• EXERCISE DIRECTIONS
Look through the data below. Collect every line where the word "Cumulative" occurs.
** begin **
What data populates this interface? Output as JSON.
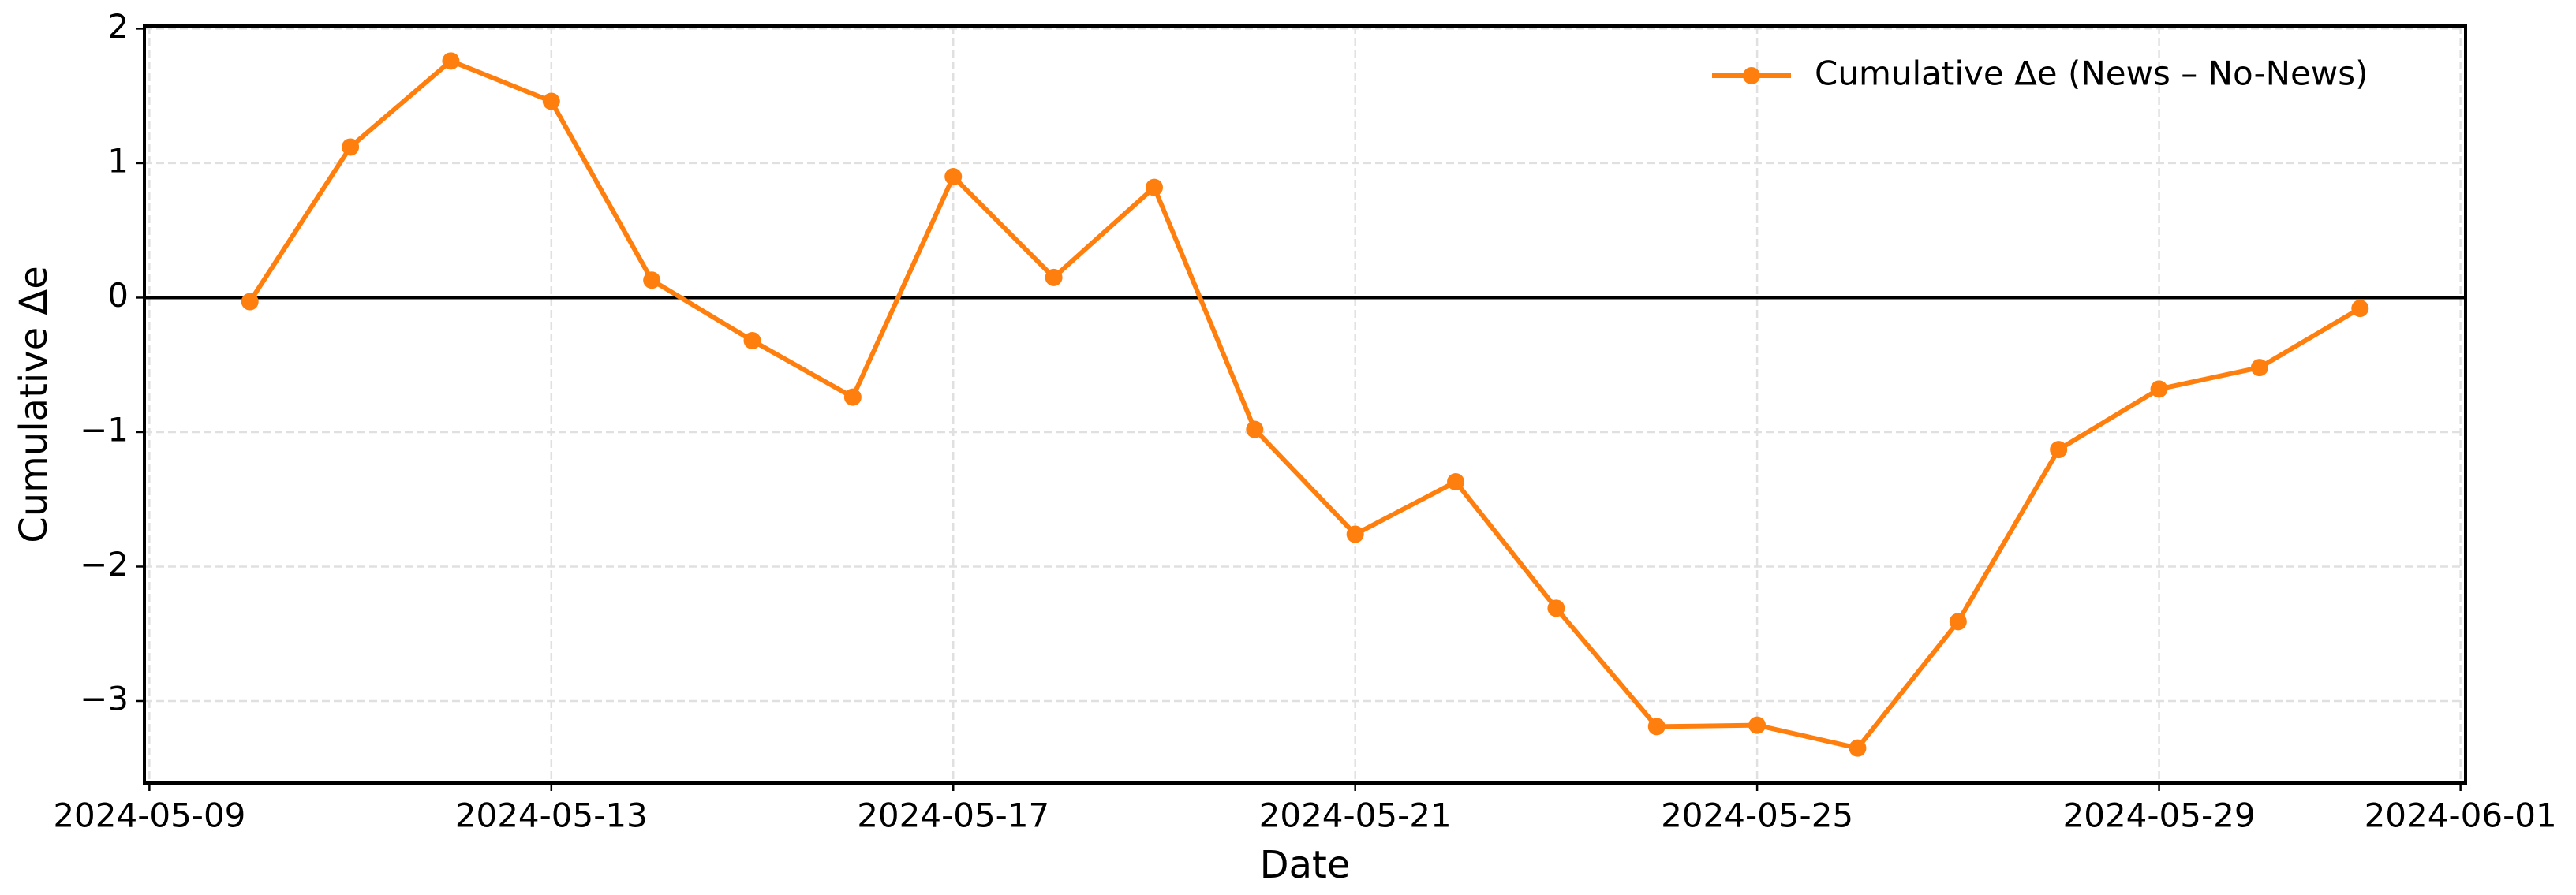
{
  "chart_data": {
    "type": "line",
    "xlabel": "Date",
    "ylabel": "Cumulative Δe",
    "x": [
      "2024-05-10",
      "2024-05-11",
      "2024-05-12",
      "2024-05-13",
      "2024-05-14",
      "2024-05-15",
      "2024-05-16",
      "2024-05-17",
      "2024-05-18",
      "2024-05-19",
      "2024-05-20",
      "2024-05-21",
      "2024-05-22",
      "2024-05-23",
      "2024-05-24",
      "2024-05-25",
      "2024-05-26",
      "2024-05-27",
      "2024-05-28",
      "2024-05-29",
      "2024-05-30",
      "2024-05-31"
    ],
    "series": [
      {
        "name": "Cumulative Δe (News – No-News)",
        "color": "#ff7f0e",
        "values": [
          -0.03,
          1.12,
          1.76,
          1.46,
          0.13,
          -0.32,
          -0.74,
          0.9,
          0.15,
          0.82,
          -0.98,
          -1.76,
          -1.37,
          -2.31,
          -3.19,
          -3.18,
          -3.35,
          -2.41,
          -1.13,
          -0.68,
          -0.52,
          -0.08
        ]
      }
    ],
    "xlim": [
      "2024-05-08T22:48:00Z",
      "2024-06-01T01:12:00Z"
    ],
    "xticks": [
      "2024-05-09",
      "2024-05-13",
      "2024-05-17",
      "2024-05-21",
      "2024-05-25",
      "2024-05-29",
      "2024-06-01"
    ],
    "ylim": [
      -3.61,
      2.02
    ],
    "yticks": [
      {
        "value": -3,
        "label": "−3"
      },
      {
        "value": -2,
        "label": "−2"
      },
      {
        "value": -1,
        "label": "−1"
      },
      0,
      1,
      2
    ],
    "reference_line": 0,
    "grid": true,
    "legend": "upper right"
  }
}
** end **
• FINAL RESULT
    "ylabel": "Cumulative Δe",
        "name": "Cumulative Δe (News – No-News)",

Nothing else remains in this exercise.